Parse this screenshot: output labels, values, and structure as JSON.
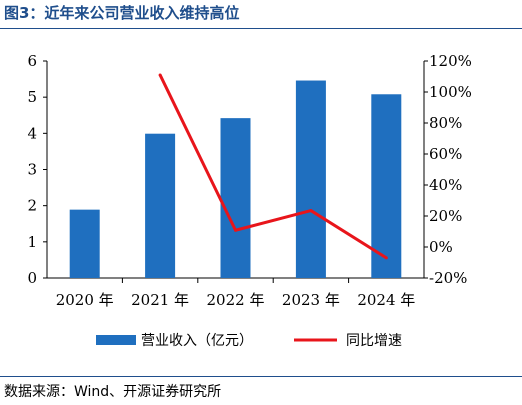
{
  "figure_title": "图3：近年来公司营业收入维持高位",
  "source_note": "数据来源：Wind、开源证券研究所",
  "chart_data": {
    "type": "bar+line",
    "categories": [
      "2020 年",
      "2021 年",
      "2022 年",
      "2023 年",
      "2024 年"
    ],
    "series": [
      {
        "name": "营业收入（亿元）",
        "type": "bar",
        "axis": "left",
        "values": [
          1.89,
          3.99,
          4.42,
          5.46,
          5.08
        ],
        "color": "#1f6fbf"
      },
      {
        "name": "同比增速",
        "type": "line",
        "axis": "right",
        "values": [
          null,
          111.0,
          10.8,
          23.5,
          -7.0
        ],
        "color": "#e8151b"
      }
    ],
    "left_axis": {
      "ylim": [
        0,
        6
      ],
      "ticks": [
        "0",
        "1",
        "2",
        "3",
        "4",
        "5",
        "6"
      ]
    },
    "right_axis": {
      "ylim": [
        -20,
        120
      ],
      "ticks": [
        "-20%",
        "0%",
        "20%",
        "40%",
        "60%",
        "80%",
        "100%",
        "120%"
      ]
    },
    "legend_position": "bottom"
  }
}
--
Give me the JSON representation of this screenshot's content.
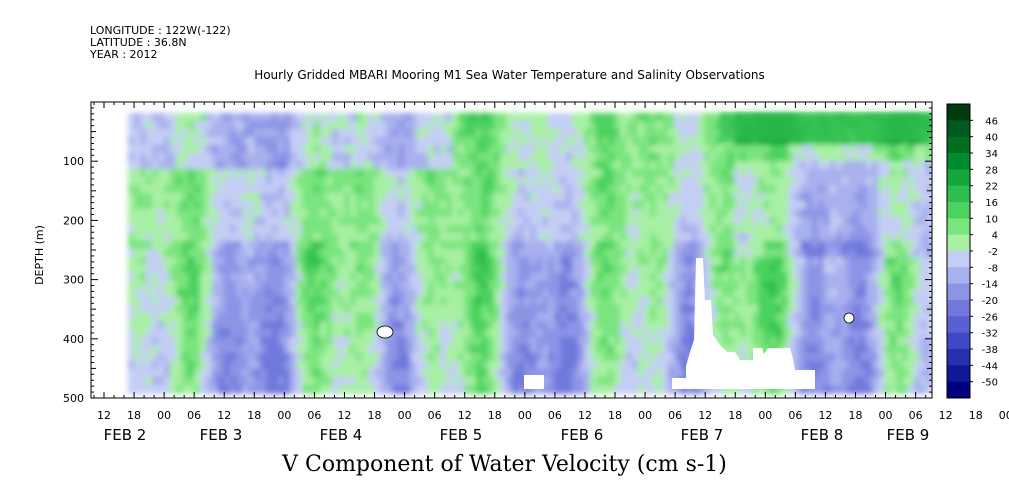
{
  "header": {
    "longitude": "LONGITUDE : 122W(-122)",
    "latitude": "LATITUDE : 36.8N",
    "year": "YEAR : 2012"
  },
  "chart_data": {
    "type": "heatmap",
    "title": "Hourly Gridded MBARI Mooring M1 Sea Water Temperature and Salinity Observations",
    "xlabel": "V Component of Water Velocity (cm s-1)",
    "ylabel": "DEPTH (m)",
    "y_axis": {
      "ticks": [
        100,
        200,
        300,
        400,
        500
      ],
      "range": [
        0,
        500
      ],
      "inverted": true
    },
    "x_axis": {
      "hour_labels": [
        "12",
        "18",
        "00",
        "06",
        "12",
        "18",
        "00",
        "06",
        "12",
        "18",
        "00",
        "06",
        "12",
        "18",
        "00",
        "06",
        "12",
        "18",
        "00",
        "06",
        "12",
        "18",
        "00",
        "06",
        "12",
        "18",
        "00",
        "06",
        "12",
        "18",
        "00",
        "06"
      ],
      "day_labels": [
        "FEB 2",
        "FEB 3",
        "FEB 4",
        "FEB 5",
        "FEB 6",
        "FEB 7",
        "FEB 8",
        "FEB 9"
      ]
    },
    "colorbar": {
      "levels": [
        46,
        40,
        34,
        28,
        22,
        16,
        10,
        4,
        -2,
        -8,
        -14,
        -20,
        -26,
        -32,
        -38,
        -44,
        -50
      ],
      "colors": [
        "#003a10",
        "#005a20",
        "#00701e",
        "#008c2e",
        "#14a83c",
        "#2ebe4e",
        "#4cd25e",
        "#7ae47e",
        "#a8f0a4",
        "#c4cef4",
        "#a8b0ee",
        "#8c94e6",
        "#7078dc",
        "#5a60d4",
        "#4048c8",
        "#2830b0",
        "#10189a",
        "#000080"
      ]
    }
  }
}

### [What is being asked]
Tell how many lines of the data include the word "type", and nothing else.

### [Answer below]
4